▸ **What to work on**: Exactly as they appear, output all of the entries.

## BEGIN Rows

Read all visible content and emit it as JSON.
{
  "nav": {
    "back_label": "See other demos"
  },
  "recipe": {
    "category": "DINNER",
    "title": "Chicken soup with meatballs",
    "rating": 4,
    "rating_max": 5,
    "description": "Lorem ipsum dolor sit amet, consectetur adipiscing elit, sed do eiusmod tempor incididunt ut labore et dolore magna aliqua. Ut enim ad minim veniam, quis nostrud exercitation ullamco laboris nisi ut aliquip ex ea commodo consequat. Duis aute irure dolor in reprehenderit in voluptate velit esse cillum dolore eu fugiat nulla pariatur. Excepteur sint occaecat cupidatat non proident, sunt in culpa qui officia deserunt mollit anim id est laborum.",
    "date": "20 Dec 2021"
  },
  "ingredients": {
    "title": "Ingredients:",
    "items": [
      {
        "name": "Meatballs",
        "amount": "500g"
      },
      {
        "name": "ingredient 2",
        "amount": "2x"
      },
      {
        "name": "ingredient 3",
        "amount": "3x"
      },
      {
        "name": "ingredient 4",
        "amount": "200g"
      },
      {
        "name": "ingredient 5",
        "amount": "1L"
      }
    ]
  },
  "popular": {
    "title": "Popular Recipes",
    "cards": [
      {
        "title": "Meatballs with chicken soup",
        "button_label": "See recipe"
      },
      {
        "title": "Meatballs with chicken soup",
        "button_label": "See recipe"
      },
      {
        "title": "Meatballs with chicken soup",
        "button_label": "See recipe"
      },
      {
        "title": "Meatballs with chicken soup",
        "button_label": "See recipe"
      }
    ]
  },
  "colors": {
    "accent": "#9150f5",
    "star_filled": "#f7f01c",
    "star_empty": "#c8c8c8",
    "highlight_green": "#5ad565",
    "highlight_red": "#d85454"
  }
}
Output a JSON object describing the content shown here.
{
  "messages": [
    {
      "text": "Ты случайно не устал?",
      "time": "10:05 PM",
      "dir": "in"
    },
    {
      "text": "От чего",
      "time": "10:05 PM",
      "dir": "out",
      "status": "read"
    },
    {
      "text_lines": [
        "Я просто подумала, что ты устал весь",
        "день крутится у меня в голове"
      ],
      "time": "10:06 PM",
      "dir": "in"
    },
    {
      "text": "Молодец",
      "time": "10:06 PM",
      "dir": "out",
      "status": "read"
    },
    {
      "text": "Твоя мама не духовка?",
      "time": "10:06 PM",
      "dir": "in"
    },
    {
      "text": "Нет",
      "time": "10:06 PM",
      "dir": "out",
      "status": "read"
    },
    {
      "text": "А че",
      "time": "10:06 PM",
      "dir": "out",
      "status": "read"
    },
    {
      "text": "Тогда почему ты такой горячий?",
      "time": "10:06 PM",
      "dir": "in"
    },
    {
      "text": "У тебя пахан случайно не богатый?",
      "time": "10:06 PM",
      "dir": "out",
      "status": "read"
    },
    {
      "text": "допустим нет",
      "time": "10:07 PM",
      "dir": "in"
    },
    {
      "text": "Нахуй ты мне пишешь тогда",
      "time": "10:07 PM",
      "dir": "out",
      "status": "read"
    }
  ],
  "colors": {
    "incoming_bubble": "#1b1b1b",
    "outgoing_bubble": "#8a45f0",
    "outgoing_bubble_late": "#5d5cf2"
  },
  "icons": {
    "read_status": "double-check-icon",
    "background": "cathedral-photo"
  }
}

## END Rows

▸ **Answer to this task**:
Read all visible content and emit it as JSON.
{
  "nav": {
    "back_label": "See other demos"
  },
  "recipe": {
    "category": "DINNER",
    "title": "Chicken soup with meatballs",
    "rating": 4,
    "rating_max": 5,
    "description": "Lorem ipsum dolor sit amet, consectetur adipiscing elit, sed do eiusmod tempor incididunt ut labore et dolore magna aliqua. Ut enim ad minim veniam, quis nostrud exercitation ullamco laboris nisi ut aliquip ex ea commodo consequat. Duis aute irure dolor in reprehenderit in voluptate velit esse cillum dolore eu fugiat nulla pariatur. Excepteur sint occaecat cupidatat non proident, sunt in culpa qui officia deserunt mollit anim id est laborum.",
    "date": "20 Dec 2021"
  },
  "ingredients": {
    "title": "Ingredients:",
    "items": [
      {
        "name": "Meatballs",
        "amount": "500g"
      },
      {
        "name": "ingredient 2",
        "amount": "2x"
      },
      {
        "name": "ingredient 3",
        "amount": "3x"
      },
      {
        "name": "ingredient 4",
        "amount": "200g"
      },
      {
        "name": "ingredient 5",
        "amount": "1L"
      }
    ]
  },
  "popular": {
    "title": "Popular Recipes",
    "cards": [
      {
        "title": "Meatballs with chicken soup",
        "button_label": "See recipe"
      },
      {
        "title": "Meatballs with chicken soup",
        "button_label": "See recipe"
      },
      {
        "title": "Meatballs with chicken soup",
        "button_label": "See recipe"
      },
      {
        "title": "Meatballs with chicken soup",
        "button_label": "See recipe"
      }
    ]
  },
  "colors": {
    "accent": "#9150f5",
    "star_filled": "#f7f01c",
    "star_empty": "#c8c8c8",
    "highlight_green": "#5ad565",
    "highlight_red": "#d85454"
  }
}
Output a JSON object describing the content shown here.
{
  "messages": [
    {
      "text": "Ты случайно не устал?",
      "time": "10:05 PM",
      "dir": "in"
    },
    {
      "text": "От чего",
      "time": "10:05 PM",
      "dir": "out",
      "status": "read"
    },
    {
      "text_lines": [
        "Я просто подумала, что ты устал весь",
        "день крутится у меня в голове"
      ],
      "time": "10:06 PM",
      "dir": "in"
    },
    {
      "text": "Молодец",
      "time": "10:06 PM",
      "dir": "out",
      "status": "read"
    },
    {
      "text": "Твоя мама не духовка?",
      "time": "10:06 PM",
      "dir": "in"
    },
    {
      "text": "Нет",
      "time": "10:06 PM",
      "dir": "out",
      "status": "read"
    },
    {
      "text": "А че",
      "time": "10:06 PM",
      "dir": "out",
      "status": "read"
    },
    {
      "text": "Тогда почему ты такой горячий?",
      "time": "10:06 PM",
      "dir": "in"
    },
    {
      "text": "У тебя пахан случайно не богатый?",
      "time": "10:06 PM",
      "dir": "out",
      "status": "read"
    },
    {
      "text": "допустим нет",
      "time": "10:07 PM",
      "dir": "in"
    },
    {
      "text": "Нахуй ты мне пишешь тогда",
      "time": "10:07 PM",
      "dir": "out",
      "status": "read"
    }
  ],
  "colors": {
    "incoming_bubble": "#1b1b1b",
    "outgoing_bubble": "#8a45f0",
    "outgoing_bubble_late": "#5d5cf2"
  },
  "icons": {
    "read_status": "double-check-icon",
    "background": "cathedral-photo"
  }
}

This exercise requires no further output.